(Extracted data entries)
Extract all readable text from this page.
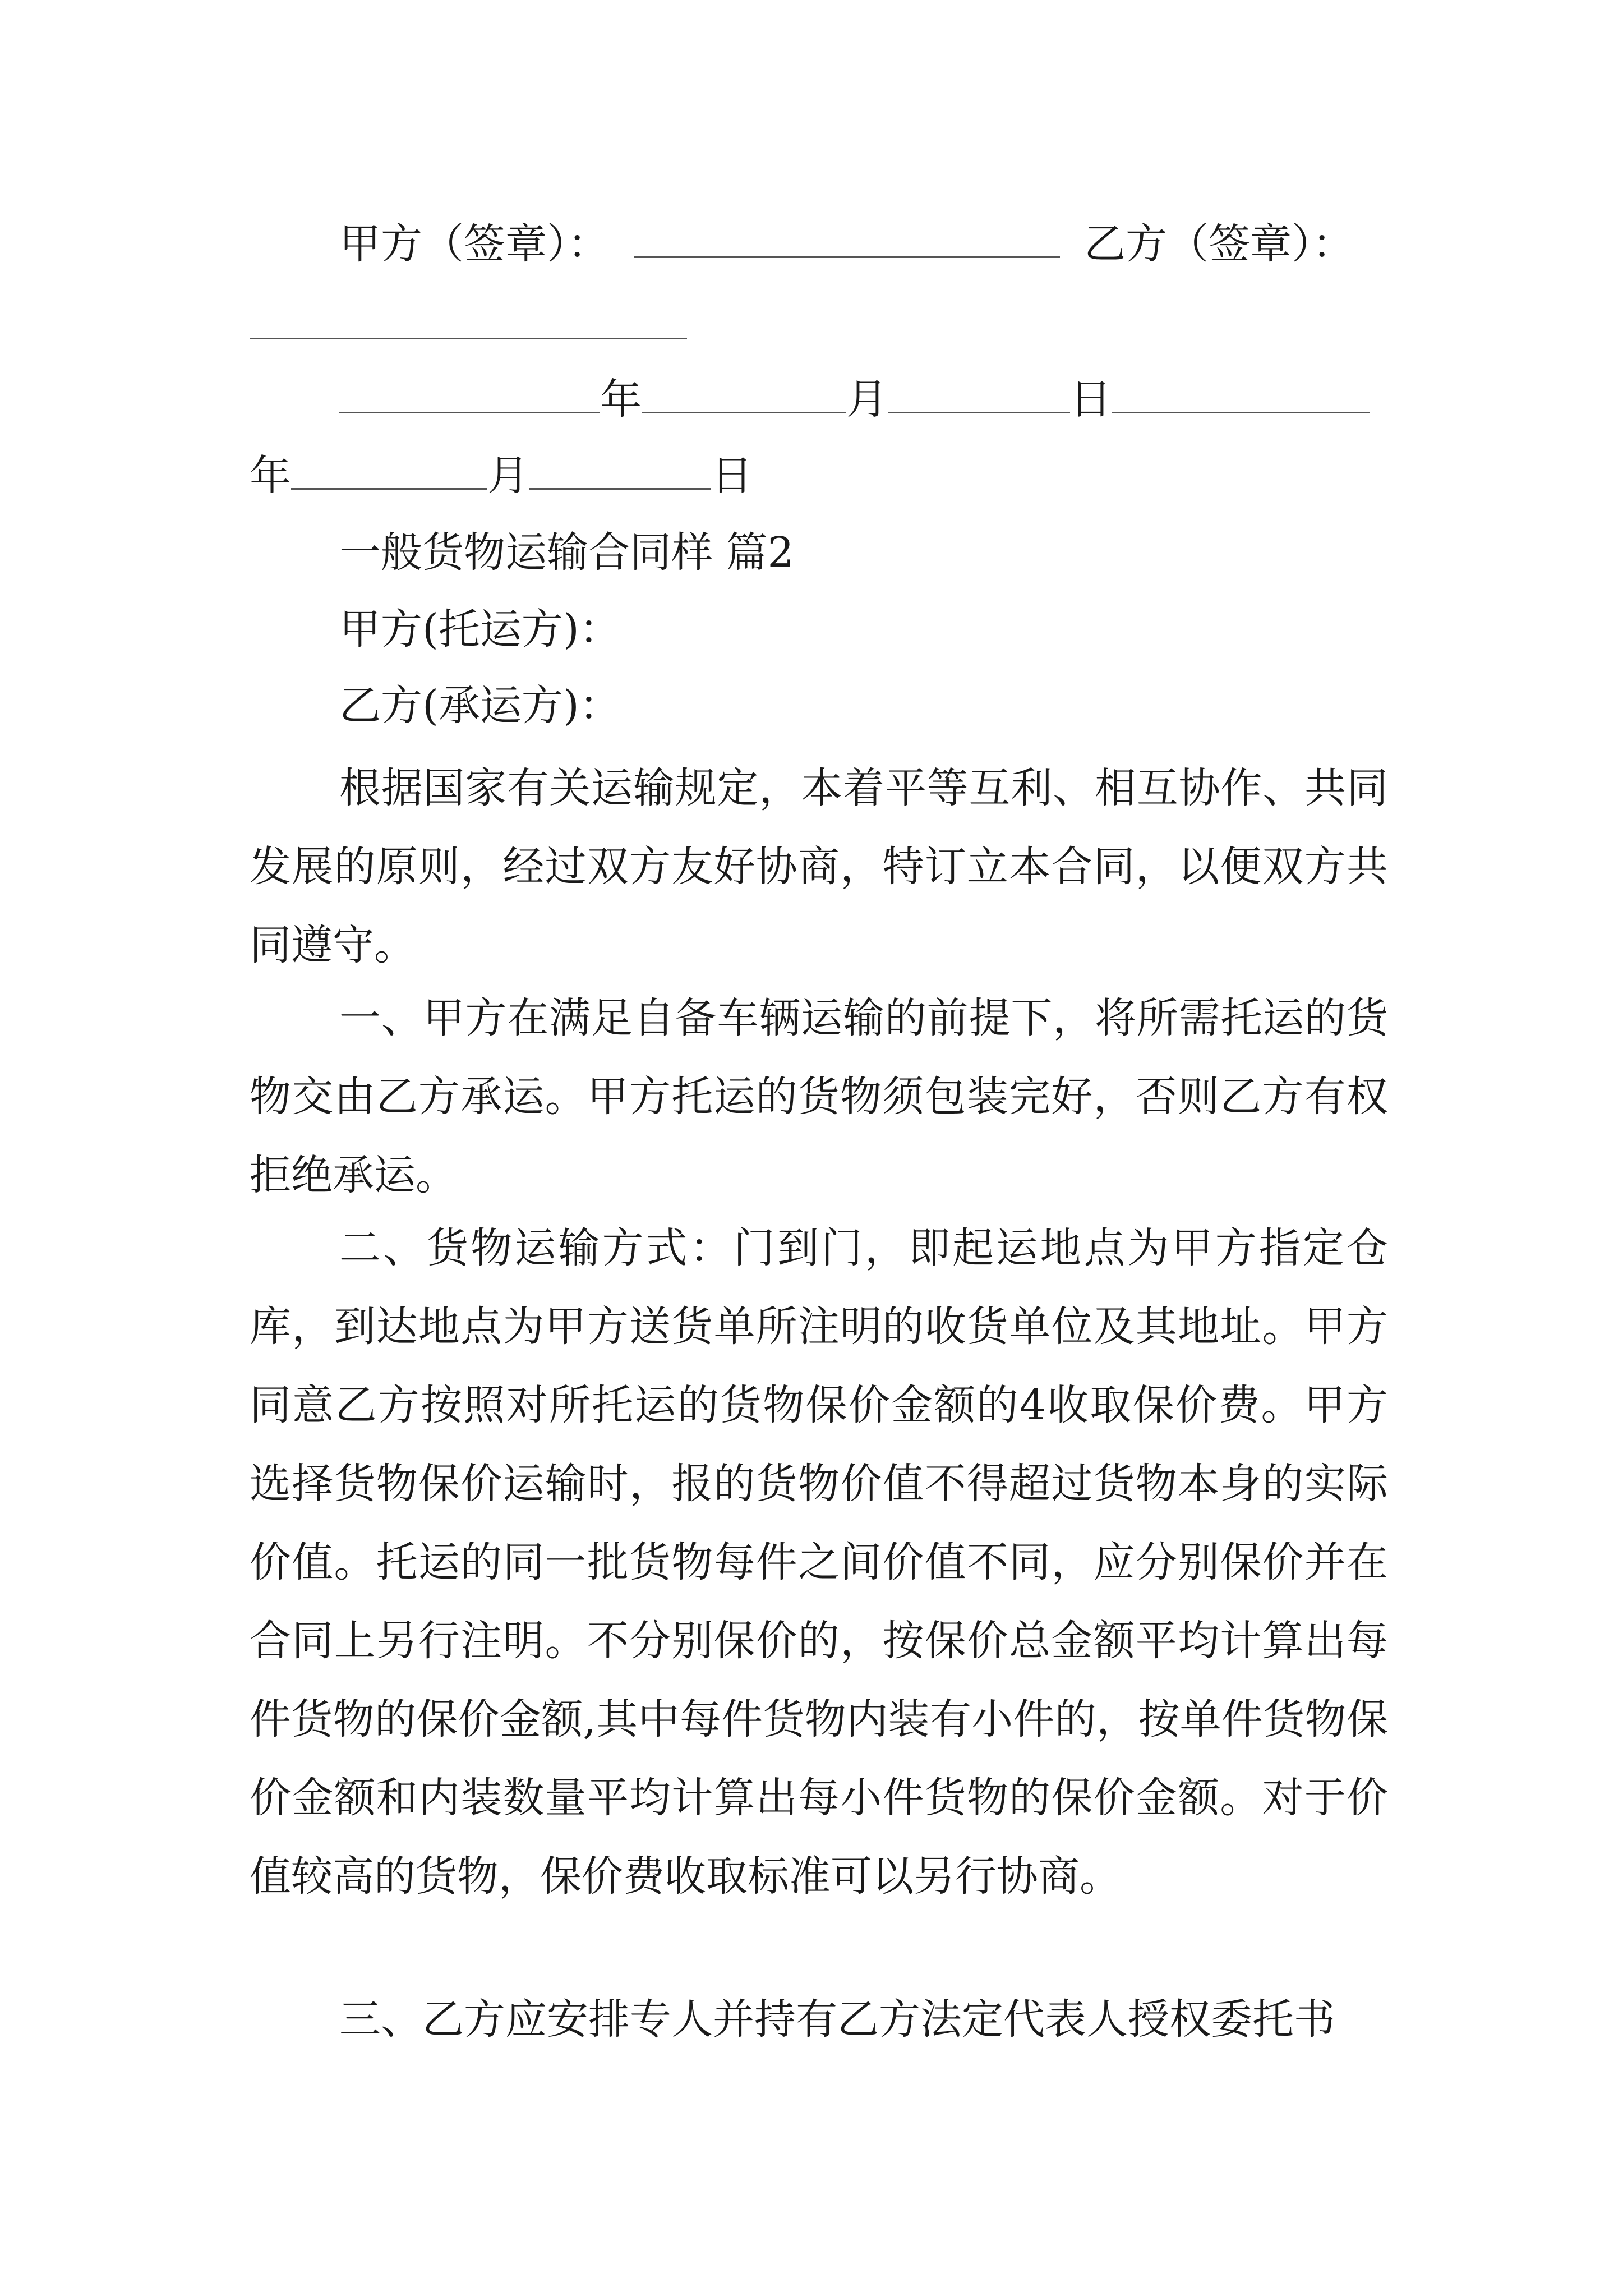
甲方（签章）：	乙方（签章）：
年	月	日
年	月	日
一般货物运输合同样 篇2
甲方(托运方)：
乙方(承运方)：
根据国家有关运输规定，本着平等互利、相互协作、共同发展的原则，经过双方友好协商，特订立本合同，以便双方共同遵守。
一、甲方在满足自备车辆运输的前提下，将所需托运的货物交由乙方承运。甲方托运的货物须包装完好，否则乙方有权拒绝承运。
二、货物运输方式：门到门，即起运地点为甲方指定仓库，到达地点为甲方送货单所注明的收货单位及其地址。甲方同意乙方按照对所托运的货物保价金额的4收取保价费。甲方选择货物保价运输时，报的货物价值不得超过货物本身的实际价值。托运的同一批货物每件之间价值不同，应分别保价并在合同上另行注明。不分别保价的，按保价总金额平均计算出每件货物的保价金额,其中每件货物内装有小件的，按单件货物保价金额和内装数量平均计算出每小件货物的保价金额。对于价值较高的货物，保价费收取标准可以另行协商。
三、乙方应安排专人并持有乙方法定代表人授权委托书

#### WHAT THE EXERCISE ASKS:
Reproduce the whole listing word for word, setting aside any pictures.

#### COMPLETED TASK:
Extract all readable text from this page.
甲方（签章）：	乙方（签章）：
年	月	日
年	月	日
一般货物运输合同样 篇2
甲方(托运方)：
乙方(承运方)：
根据国家有关运输规定，本着平等互利、相互协作、共同发展的原则，经过双方友好协商，特订立本合同，以便双方共同遵守。
一、甲方在满足自备车辆运输的前提下，将所需托运的货物交由乙方承运。甲方托运的货物须包装完好，否则乙方有权拒绝承运。
二、货物运输方式：门到门，即起运地点为甲方指定仓库，到达地点为甲方送货单所注明的收货单位及其地址。甲方同意乙方按照对所托运的货物保价金额的4收取保价费。甲方选择货物保价运输时，报的货物价值不得超过货物本身的实际价值。托运的同一批货物每件之间价值不同，应分别保价并在合同上另行注明。不分别保价的，按保价总金额平均计算出每件货物的保价金额,其中每件货物内装有小件的，按单件货物保价金额和内装数量平均计算出每小件货物的保价金额。对于价值较高的货物，保价费收取标准可以另行协商。
三、乙方应安排专人并持有乙方法定代表人授权委托书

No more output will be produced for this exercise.